## Directive
Word for word, copy all the data and drop the pictures.

[Dataset records]
+++

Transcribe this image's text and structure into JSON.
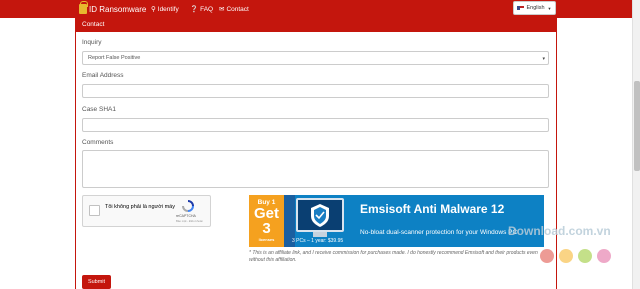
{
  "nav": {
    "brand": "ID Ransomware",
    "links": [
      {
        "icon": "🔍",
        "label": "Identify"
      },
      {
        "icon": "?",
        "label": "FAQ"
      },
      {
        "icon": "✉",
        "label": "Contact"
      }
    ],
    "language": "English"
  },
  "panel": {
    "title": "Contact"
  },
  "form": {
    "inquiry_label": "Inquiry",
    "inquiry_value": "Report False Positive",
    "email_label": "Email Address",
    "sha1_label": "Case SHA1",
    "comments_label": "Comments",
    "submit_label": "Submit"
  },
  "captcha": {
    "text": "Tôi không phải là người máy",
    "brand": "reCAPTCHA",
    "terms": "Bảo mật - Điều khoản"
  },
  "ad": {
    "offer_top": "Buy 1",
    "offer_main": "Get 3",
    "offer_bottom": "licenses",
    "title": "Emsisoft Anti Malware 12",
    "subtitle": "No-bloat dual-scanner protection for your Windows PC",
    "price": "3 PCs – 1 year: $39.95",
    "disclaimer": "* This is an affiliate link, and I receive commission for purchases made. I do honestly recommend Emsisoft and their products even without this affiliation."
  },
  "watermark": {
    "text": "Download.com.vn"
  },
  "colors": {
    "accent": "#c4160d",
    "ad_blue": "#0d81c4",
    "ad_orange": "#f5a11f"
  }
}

+++

## Response to this task
Transcribe this image's text and structure into JSON.
{
  "nav": {
    "brand": "ID Ransomware",
    "links": [
      {
        "icon": "🔍",
        "label": "Identify"
      },
      {
        "icon": "?",
        "label": "FAQ"
      },
      {
        "icon": "✉",
        "label": "Contact"
      }
    ],
    "language": "English"
  },
  "panel": {
    "title": "Contact"
  },
  "form": {
    "inquiry_label": "Inquiry",
    "inquiry_value": "Report False Positive",
    "email_label": "Email Address",
    "sha1_label": "Case SHA1",
    "comments_label": "Comments",
    "submit_label": "Submit"
  },
  "captcha": {
    "text": "Tôi không phải là người máy",
    "brand": "reCAPTCHA",
    "terms": "Bảo mật - Điều khoản"
  },
  "ad": {
    "offer_top": "Buy 1",
    "offer_main": "Get 3",
    "offer_bottom": "licenses",
    "title": "Emsisoft Anti Malware 12",
    "subtitle": "No-bloat dual-scanner protection for your Windows PC",
    "price": "3 PCs – 1 year: $39.95",
    "disclaimer": "* This is an affiliate link, and I receive commission for purchases made. I do honestly recommend Emsisoft and their products even without this affiliation."
  },
  "watermark": {
    "text": "Download.com.vn"
  },
  "colors": {
    "accent": "#c4160d",
    "ad_blue": "#0d81c4",
    "ad_orange": "#f5a11f"
  }
}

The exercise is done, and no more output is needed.